STATED GOAL>
Take the data below and repeat it exactly.

Lines of data
┄┄┄┄┄┄

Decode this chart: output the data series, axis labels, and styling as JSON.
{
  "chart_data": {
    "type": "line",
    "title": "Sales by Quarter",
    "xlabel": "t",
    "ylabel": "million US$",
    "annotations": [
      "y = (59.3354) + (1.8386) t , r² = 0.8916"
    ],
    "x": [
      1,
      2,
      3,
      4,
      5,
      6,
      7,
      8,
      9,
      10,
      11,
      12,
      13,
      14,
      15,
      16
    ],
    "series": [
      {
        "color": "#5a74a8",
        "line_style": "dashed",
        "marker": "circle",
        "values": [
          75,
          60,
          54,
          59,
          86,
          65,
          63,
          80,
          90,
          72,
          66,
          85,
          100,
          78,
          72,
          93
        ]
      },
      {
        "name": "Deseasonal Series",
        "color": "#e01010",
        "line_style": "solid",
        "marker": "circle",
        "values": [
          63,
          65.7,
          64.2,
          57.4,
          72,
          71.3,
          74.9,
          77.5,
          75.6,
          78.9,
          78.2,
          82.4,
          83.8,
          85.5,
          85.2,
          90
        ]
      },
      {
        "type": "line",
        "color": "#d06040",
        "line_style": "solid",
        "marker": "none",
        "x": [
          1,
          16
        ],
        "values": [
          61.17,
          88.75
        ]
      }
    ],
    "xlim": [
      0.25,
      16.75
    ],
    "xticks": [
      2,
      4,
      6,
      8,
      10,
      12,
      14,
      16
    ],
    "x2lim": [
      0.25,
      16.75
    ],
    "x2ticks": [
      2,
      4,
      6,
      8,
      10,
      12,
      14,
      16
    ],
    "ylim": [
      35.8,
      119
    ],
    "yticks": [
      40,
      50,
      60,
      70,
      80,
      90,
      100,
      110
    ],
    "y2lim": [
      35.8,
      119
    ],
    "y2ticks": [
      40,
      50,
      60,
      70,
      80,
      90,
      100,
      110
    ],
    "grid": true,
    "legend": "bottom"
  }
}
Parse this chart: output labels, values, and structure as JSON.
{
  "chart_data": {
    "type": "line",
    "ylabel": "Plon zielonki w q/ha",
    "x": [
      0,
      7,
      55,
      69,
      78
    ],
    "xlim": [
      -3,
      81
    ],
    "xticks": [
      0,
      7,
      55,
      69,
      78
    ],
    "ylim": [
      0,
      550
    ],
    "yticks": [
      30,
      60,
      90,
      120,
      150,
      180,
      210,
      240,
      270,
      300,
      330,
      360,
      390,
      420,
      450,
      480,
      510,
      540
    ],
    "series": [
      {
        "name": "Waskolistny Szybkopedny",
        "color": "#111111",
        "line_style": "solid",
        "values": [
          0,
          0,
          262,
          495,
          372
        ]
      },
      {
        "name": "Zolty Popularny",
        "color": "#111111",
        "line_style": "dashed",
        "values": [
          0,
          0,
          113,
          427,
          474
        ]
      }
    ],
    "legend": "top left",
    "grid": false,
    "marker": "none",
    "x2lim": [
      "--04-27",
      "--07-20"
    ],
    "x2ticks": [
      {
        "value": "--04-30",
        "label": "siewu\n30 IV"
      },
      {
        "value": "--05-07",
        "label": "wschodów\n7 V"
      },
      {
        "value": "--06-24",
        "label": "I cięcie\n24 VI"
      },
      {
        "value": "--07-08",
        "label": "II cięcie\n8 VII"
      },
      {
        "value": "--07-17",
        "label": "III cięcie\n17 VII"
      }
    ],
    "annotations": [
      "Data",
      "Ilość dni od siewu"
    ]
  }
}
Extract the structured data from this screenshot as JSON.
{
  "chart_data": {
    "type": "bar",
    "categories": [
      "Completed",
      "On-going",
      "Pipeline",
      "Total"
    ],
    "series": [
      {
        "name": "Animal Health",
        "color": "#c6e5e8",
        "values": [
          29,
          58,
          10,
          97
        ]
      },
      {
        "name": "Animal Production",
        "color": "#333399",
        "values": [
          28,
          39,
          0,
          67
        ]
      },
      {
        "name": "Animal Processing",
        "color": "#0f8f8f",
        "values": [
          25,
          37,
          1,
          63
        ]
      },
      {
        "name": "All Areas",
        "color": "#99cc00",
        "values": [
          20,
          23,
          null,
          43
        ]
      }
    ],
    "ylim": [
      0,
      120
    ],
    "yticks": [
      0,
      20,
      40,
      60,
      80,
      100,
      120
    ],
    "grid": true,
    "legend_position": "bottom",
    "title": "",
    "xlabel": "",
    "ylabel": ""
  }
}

┄┄┄┄┄┄

WORKED SOLUTION>
Decode this chart: output the data series, axis labels, and styling as JSON.
{
  "chart_data": {
    "type": "line",
    "title": "Sales by Quarter",
    "xlabel": "t",
    "ylabel": "million US$",
    "annotations": [
      "y = (59.3354) + (1.8386) t , r² = 0.8916"
    ],
    "x": [
      1,
      2,
      3,
      4,
      5,
      6,
      7,
      8,
      9,
      10,
      11,
      12,
      13,
      14,
      15,
      16
    ],
    "series": [
      {
        "color": "#5a74a8",
        "line_style": "dashed",
        "marker": "circle",
        "values": [
          75,
          60,
          54,
          59,
          86,
          65,
          63,
          80,
          90,
          72,
          66,
          85,
          100,
          78,
          72,
          93
        ]
      },
      {
        "name": "Deseasonal Series",
        "color": "#e01010",
        "line_style": "solid",
        "marker": "circle",
        "values": [
          63,
          65.7,
          64.2,
          57.4,
          72,
          71.3,
          74.9,
          77.5,
          75.6,
          78.9,
          78.2,
          82.4,
          83.8,
          85.5,
          85.2,
          90
        ]
      },
      {
        "type": "line",
        "color": "#d06040",
        "line_style": "solid",
        "marker": "none",
        "x": [
          1,
          16
        ],
        "values": [
          61.17,
          88.75
        ]
      }
    ],
    "xlim": [
      0.25,
      16.75
    ],
    "xticks": [
      2,
      4,
      6,
      8,
      10,
      12,
      14,
      16
    ],
    "x2lim": [
      0.25,
      16.75
    ],
    "x2ticks": [
      2,
      4,
      6,
      8,
      10,
      12,
      14,
      16
    ],
    "ylim": [
      35.8,
      119
    ],
    "yticks": [
      40,
      50,
      60,
      70,
      80,
      90,
      100,
      110
    ],
    "y2lim": [
      35.8,
      119
    ],
    "y2ticks": [
      40,
      50,
      60,
      70,
      80,
      90,
      100,
      110
    ],
    "grid": true,
    "legend": "bottom"
  }
}
Parse this chart: output labels, values, and structure as JSON.
{
  "chart_data": {
    "type": "line",
    "ylabel": "Plon zielonki w q/ha",
    "x": [
      0,
      7,
      55,
      69,
      78
    ],
    "xlim": [
      -3,
      81
    ],
    "xticks": [
      0,
      7,
      55,
      69,
      78
    ],
    "ylim": [
      0,
      550
    ],
    "yticks": [
      30,
      60,
      90,
      120,
      150,
      180,
      210,
      240,
      270,
      300,
      330,
      360,
      390,
      420,
      450,
      480,
      510,
      540
    ],
    "series": [
      {
        "name": "Waskolistny Szybkopedny",
        "color": "#111111",
        "line_style": "solid",
        "values": [
          0,
          0,
          262,
          495,
          372
        ]
      },
      {
        "name": "Zolty Popularny",
        "color": "#111111",
        "line_style": "dashed",
        "values": [
          0,
          0,
          113,
          427,
          474
        ]
      }
    ],
    "legend": "top left",
    "grid": false,
    "marker": "none",
    "x2lim": [
      "--04-27",
      "--07-20"
    ],
    "x2ticks": [
      {
        "value": "--04-30",
        "label": "siewu\n30 IV"
      },
      {
        "value": "--05-07",
        "label": "wschodów\n7 V"
      },
      {
        "value": "--06-24",
        "label": "I cięcie\n24 VI"
      },
      {
        "value": "--07-08",
        "label": "II cięcie\n8 VII"
      },
      {
        "value": "--07-17",
        "label": "III cięcie\n17 VII"
      }
    ],
    "annotations": [
      "Data",
      "Ilość dni od siewu"
    ]
  }
}
Extract the structured data from this screenshot as JSON.
{
  "chart_data": {
    "type": "bar",
    "categories": [
      "Completed",
      "On-going",
      "Pipeline",
      "Total"
    ],
    "series": [
      {
        "name": "Animal Health",
        "color": "#c6e5e8",
        "values": [
          29,
          58,
          10,
          97
        ]
      },
      {
        "name": "Animal Production",
        "color": "#333399",
        "values": [
          28,
          39,
          0,
          67
        ]
      },
      {
        "name": "Animal Processing",
        "color": "#0f8f8f",
        "values": [
          25,
          37,
          1,
          63
        ]
      },
      {
        "name": "All Areas",
        "color": "#99cc00",
        "values": [
          20,
          23,
          null,
          43
        ]
      }
    ],
    "ylim": [
      0,
      120
    ],
    "yticks": [
      0,
      20,
      40,
      60,
      80,
      100,
      120
    ],
    "grid": true,
    "legend_position": "bottom",
    "title": "",
    "xlabel": "",
    "ylabel": ""
  }
}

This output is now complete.